--- INSTRUCTIONS TO FOLLOW ---
Write out, precisely and in full, each line of the material.

--- RECORD EXTRACTS ---

***

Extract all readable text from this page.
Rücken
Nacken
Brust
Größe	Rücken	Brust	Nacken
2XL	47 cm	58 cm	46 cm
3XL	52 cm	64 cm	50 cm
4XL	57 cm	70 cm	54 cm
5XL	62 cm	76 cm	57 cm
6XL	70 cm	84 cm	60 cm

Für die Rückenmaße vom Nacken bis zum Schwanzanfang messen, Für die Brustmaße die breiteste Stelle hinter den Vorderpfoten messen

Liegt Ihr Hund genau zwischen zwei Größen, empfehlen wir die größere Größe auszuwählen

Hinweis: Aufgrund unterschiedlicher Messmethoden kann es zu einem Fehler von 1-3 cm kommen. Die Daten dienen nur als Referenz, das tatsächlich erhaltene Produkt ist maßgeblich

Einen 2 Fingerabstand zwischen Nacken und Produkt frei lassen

***

--- SOLUTION TO THIS EXERCISE ---
Extract all readable text from this page.
Rücken
Nacken
Brust
Größe	Rücken	Brust	Nacken
2XL	47 cm	58 cm	46 cm
3XL	52 cm	64 cm	50 cm
4XL	57 cm	70 cm	54 cm
5XL	62 cm	76 cm	57 cm
6XL	70 cm	84 cm	60 cm

Für die Rückenmaße vom Nacken bis zum Schwanzanfang messen, Für die Brustmaße die breiteste Stelle hinter den Vorderpfoten messen

Liegt Ihr Hund genau zwischen zwei Größen, empfehlen wir die größere Größe auszuwählen

Hinweis: Aufgrund unterschiedlicher Messmethoden kann es zu einem Fehler von 1-3 cm kommen. Die Daten dienen nur als Referenz, das tatsächlich erhaltene Produkt ist maßgeblich

Einen 2 Fingerabstand zwischen Nacken und Produkt frei lassen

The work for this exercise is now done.